» Exercise directions
Identify all lines below that hold "this" and collect them.

» Raw records
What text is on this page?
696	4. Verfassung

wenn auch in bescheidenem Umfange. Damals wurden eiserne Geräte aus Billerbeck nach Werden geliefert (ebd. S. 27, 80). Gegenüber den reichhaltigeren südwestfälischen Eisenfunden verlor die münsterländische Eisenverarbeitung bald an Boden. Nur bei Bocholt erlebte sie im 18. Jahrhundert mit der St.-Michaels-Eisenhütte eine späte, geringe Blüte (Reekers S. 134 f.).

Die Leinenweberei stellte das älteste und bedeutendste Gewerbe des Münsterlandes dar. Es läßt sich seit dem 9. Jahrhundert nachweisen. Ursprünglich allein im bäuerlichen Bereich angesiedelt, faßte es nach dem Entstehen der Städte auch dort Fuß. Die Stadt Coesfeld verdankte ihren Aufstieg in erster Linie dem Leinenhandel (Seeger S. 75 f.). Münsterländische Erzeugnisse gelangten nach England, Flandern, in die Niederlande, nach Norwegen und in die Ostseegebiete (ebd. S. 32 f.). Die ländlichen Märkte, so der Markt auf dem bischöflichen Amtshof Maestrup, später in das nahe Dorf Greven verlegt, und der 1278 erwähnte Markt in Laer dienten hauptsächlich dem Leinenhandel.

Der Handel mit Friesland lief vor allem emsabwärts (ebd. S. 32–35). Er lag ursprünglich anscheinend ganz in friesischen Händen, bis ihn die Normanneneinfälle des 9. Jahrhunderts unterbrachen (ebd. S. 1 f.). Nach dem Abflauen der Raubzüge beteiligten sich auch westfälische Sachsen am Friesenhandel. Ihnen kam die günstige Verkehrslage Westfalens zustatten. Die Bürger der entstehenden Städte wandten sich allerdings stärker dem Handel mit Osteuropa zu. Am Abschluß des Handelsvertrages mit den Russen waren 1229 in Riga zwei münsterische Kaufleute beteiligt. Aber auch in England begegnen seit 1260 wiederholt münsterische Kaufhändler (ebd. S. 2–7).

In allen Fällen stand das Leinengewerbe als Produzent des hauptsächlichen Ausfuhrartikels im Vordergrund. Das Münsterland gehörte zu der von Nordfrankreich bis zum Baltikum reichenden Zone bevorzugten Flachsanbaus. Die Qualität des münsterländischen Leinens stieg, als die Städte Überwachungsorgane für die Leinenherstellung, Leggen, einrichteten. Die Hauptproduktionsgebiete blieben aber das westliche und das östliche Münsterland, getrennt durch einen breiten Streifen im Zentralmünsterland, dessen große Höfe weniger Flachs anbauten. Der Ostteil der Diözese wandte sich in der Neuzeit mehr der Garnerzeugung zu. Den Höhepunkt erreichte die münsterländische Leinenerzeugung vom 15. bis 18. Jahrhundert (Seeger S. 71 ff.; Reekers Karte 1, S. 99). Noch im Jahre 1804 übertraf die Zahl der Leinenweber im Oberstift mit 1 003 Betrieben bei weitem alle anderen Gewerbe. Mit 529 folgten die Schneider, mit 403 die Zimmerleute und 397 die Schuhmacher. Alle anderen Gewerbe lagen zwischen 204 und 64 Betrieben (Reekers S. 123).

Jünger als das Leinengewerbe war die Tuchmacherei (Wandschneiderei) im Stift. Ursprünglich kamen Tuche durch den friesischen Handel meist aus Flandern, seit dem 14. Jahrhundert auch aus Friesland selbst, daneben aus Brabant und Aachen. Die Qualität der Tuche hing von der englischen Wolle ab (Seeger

==

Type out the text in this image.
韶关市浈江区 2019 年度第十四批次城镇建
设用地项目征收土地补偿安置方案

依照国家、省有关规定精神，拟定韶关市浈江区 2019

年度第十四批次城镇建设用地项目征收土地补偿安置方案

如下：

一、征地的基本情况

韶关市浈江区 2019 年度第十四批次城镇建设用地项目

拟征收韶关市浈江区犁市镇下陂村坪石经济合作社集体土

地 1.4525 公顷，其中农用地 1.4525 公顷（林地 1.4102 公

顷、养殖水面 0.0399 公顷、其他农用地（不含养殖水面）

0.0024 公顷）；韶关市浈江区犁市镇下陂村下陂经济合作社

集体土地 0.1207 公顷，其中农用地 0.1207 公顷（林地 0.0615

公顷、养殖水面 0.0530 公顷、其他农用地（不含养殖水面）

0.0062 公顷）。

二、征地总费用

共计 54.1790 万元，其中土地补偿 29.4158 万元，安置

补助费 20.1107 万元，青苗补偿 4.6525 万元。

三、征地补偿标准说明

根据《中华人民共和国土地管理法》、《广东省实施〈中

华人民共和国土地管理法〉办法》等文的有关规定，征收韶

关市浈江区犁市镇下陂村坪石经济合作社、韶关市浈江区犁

* * *

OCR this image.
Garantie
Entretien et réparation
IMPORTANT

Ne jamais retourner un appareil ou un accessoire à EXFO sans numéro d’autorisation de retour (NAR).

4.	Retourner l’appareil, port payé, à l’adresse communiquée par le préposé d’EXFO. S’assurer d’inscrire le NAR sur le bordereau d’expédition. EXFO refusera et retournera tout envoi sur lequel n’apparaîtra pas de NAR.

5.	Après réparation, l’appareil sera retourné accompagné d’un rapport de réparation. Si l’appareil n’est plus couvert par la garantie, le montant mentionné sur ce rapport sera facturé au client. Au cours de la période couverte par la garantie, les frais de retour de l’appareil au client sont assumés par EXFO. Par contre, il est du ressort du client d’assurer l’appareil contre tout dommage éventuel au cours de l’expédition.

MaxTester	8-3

» Final answer
What text is on this page?
Type out the text in this image.
OCR this image.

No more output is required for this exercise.